╭─ 提供文章

キャパシティータイプでプロビジョニング済みを選択した場合、要件に適したDBインスタンスクラスを選択する必要があります。
上のプルダウンメニューでdb.r5.largeなどの表記でインスタンスクラスが記載されていますが、db.以下はそれぞれの特性に応じた記載となっています。
db.r5.largeの場合ならr5の部分がインスタンスタイプを表し、largeの部分がインスタンスサイズを表しています。インスタンスタイプはr系のほかにもm系、t系など様々な用途にあった種類がありますが、今回はメモリ内の大きいデータセットを処理するワークロードに対して高速なパフォーマンスを実現するように設計されているメモリ最適化インスタンスに属するr系を使います。後方の数字は世代を表しており数字が大きくなるほど最新のバージョンです。
さらにdb.r6g.largeのような世代の数字の後ろにgのような文字がついているタイプもありますがこれは追加機能を表しています。例えばgならばAWS Gravitonプロセッサ(最良のコストパフォーマンスを提供)搭載を示しています。
またインスタンスサイズですが、わかりやすくいうとスペックを表しており画像で言うと
large < xlarge < 2xlarge < 4xlarge < ・・・
の順にCPUコアの数やメモリのサイズなどのリソース量が増えていきます。
以上のことを踏まえて自分のアプリケーションに適したインスタンスクラスを選択しましょう。
ラジオボタンの選択肢にバースト可能クラス(tクラスを含む)とありますが、バースト可能クラスを使用することである特定の負荷のかかる場面のみCPUの機能をフルに活用させて、その他のときにはCPUの機能を抑え低いコストで運用するということが可能となります。
バースト可能クラスの各インスタンスにはベースラインが設定されており、そのベースラインを下回るリソースの使用率の場合、CPUクレジットというものが蓄積されます。ベースラインを上回る場合にはCPUクレジットを消費する代わりにベースライン以上の機能を使用可能になるという仕組みです。
もちろんCPUクレジットが枯渇するとCPUの使用率に制限がかかったり、追加料金がかかったりするので適したシュチュエーションで使用すればコスト面を低く抑えることができますが使用には注意しましょう。
Auroraレプリカをプライマリとは別のAZ(アベイラビリティーゾーン)に作成するかを選択します。
レプリカとは読み込み専用のDBのことを指し、プライマリインスタンスの内容を同期的にレプリカにも反映させることによって同じ内容のデータベースを複数存在させることができます。読み込みはレプリカに任せることで個々のサーバの負荷を減らしたり、万が一、プライマリに障害が起こった時にレプリカがあればすぐさま復旧させることが可能となります。

╰─

• _作業指示_
[1] インスタンスクラスに関する文章のうち、「ラジオボタンの選択肢にバース」から「可能になるという仕組みです。」まで（その部分も含む）を一字一句変えずに再現してください。
[2] インスタンスクラスに関する文章によると、db.r6g.largeのように世代の数字の後ろにつく「g」は何の搭載を示していますか？
[3] Auroraのインスタンスクラスとレプリカについての文章を、最後の文の後から書き継いでください。

╭─ 表示リスト

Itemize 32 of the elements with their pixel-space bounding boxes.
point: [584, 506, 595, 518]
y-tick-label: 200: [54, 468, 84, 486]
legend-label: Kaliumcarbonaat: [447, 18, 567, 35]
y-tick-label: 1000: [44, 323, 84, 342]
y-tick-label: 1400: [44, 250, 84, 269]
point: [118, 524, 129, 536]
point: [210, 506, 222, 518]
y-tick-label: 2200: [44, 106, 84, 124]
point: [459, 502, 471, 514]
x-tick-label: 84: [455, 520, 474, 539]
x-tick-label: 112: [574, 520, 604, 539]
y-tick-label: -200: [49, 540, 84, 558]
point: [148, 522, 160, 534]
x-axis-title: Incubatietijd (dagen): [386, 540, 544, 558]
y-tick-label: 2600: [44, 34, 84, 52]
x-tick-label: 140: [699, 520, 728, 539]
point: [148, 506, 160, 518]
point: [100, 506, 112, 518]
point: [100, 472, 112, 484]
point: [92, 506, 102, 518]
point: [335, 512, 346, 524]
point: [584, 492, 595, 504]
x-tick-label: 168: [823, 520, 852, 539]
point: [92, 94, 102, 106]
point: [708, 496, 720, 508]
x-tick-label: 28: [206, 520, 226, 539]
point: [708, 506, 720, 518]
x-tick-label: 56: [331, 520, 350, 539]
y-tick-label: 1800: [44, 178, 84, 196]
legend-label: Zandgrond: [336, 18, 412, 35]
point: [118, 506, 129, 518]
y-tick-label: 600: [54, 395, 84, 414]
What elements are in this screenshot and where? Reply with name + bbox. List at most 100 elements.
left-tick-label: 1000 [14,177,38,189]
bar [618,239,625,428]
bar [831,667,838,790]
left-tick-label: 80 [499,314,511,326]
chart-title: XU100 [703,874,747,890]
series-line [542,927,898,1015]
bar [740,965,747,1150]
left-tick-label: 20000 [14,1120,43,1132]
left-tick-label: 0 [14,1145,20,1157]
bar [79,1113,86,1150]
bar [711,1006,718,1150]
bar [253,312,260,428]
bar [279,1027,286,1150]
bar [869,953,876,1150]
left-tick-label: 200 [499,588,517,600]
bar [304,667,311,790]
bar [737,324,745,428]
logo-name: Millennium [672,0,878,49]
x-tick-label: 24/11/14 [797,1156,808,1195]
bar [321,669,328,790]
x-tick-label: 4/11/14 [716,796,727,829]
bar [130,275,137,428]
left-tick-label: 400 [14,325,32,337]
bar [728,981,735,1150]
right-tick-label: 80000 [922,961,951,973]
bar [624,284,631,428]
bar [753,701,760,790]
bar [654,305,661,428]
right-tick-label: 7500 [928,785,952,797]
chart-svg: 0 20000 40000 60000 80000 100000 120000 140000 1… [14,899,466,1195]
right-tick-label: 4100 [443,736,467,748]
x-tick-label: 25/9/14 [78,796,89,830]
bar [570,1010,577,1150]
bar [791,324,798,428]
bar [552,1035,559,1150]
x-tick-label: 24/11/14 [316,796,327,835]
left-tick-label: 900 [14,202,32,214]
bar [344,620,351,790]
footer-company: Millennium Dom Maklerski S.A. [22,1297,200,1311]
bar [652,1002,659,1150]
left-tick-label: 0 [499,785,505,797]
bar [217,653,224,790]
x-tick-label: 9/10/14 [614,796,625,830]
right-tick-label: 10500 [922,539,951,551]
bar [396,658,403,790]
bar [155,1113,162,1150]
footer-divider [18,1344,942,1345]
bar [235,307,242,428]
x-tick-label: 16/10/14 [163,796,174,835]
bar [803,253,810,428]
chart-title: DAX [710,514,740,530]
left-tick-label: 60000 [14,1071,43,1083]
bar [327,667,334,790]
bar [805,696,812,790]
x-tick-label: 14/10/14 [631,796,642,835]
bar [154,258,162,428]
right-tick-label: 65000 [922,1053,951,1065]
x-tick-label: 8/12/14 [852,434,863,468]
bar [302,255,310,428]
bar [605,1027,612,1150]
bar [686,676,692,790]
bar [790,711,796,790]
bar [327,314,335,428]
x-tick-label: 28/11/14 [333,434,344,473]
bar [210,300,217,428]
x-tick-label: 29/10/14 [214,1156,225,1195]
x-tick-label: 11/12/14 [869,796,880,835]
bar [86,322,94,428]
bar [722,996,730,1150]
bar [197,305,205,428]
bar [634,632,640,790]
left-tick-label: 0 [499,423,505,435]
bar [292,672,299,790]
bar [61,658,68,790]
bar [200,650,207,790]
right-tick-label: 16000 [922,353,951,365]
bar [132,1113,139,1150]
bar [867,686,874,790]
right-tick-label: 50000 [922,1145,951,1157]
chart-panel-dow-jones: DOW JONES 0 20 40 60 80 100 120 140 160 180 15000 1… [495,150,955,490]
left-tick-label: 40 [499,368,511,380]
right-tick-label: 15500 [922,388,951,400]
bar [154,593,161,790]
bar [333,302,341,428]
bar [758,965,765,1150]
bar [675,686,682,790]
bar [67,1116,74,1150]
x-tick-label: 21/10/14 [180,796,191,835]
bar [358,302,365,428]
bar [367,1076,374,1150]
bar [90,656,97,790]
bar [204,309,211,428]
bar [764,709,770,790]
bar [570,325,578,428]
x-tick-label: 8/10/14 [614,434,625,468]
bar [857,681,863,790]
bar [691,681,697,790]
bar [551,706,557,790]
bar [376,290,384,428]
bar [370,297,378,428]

╰─

• _解答_
[1]
ラジオボタンの選択肢にバースト可能クラス(tクラスを含む)とありますが、バースト可能クラスを使用することである特定の負荷のかかる場面のみCPUの機能をフルに活用させて、その他のときにはCPUの機能を抑え低いコストで運用するということが可能となります。
バースト可能クラスの各インスタンスにはベースラインが設定されており、そのベースラインを下回るリソースの使用率の場合、CPUクレジットというものが蓄積されます。ベースラインを上回る場合にはCPUクレジットを消費する代わりにベースライン以上の機能を使用可能になるという仕組みです。

[2] AWS Gravitonプロセッサの搭載を示しています。

[3]
AZは各リージョン内の複数の独立した場所であり、レプリカを別の場所に分散させることで高可用性を実現します。
・Virtual Private Cloud
環境に合わせた適切なVPCを選択します。
・サブネットグループ
適切なサブネットグループを選択します。
・パブリックアクセス可能
セキュリティーの観点から基本的にはなしを選択することになると思います。
・VPCセキュリティグループ
適切なセキュリティーグループを選択します。
・データベースポート
データベースポートを指定します。
デフォルトは PostgreSQL の標準的な ポート番号5432が設定されています。
・IAM database authentication
これにチェックすることでIAM認証でRDSに接続できるようになります。
・Kerberos認証
これにチェックすることでKerberos認証でRDSに接続できるようになります。「Kerberos」はサーバーとクライアント間の身元確認のために使用するプロトコルです。
さらに追加設定の項目に入っていきましょう!
・最初のデータベース名
データベースの名前を設定します。
・DBクラスターのパラメータグループ
適切なDBクラスターのパラメータグループを設定します。
パラメータグループとはDBに適応されるパラメータの集合のことです。
例えば、タイムゾーンの設定や文字コードの設定はパラメータグループを編集することで設定することができます。
DBクラスターのパラメータグループでは設定されたパラメータグループがDBクラスター全てにおいて適応されます。優先度としては下のDBパラメータグループの方が高く、DBクラスターのパラメータグループより優先されますが、DBパラメータグループにおいてデフォルトのパラメータはDBクラスターのパラメータグループが適応されます。
・DBパラメータグループ
DBインスタンスのパラメータグループを設定します。
・フェイルオーバー優先順位
フェイルオーバーとはプライマリインスタンスに障害などがおこり機能しなくなったときにレプリカを代わりにプライマリへと昇格させることです。ここで優先順位を設定しておくことで任意のレプリカを優先的に昇格させることができます。
0に近い数字ほど優先順位が高くなります。
・バックアップ保持期間
バックアップの保持期間を選択します。
1日~35日まで選択可能です。
・スナップショットにタグをコピー
ここにチェックすることでスナップショットにタグを含めたコピーを行ってくれます。
・暗号を有効化
DBインスタンスを暗号化し、データ保護を強化します。
・マスターキー
暗号を施すためのマスターキーを選択します。
Amazon RDS Performance Insights はデータベースパフォーマンスのチューニングとモニタリングを行う機能です。グラフでデータベースの状態を可視化することによって負荷をすばやく評価し、いつどこに措置を講じたらよいかを判断するのに役立ちます。
・保持期間
データを保持する期間は7日(デフォルト)と2年から選択できます。
・マスターキー
データを暗号化するマスターキーを選択します。
拡張モニタリングの有効化にチェックをいれるとDB インスタンスが実行されているOS のリアルタイムのメトリクス(システムのパフォーマンスに関するデータ)をコンソールを通して見ることが可能となります。拡張モニタリングメトリクスはCloudWatch Logs に無制限、または1 日間~10 年間の間で任意の期間保存できます。詳細度ではメトリクスが収集される間隔 (秒単位) を設定できます。モニタリングロールはメトリクスをCloudWatch Logsに送る際に使用するロールです、とくに何もしないとデフォルトで作成されます。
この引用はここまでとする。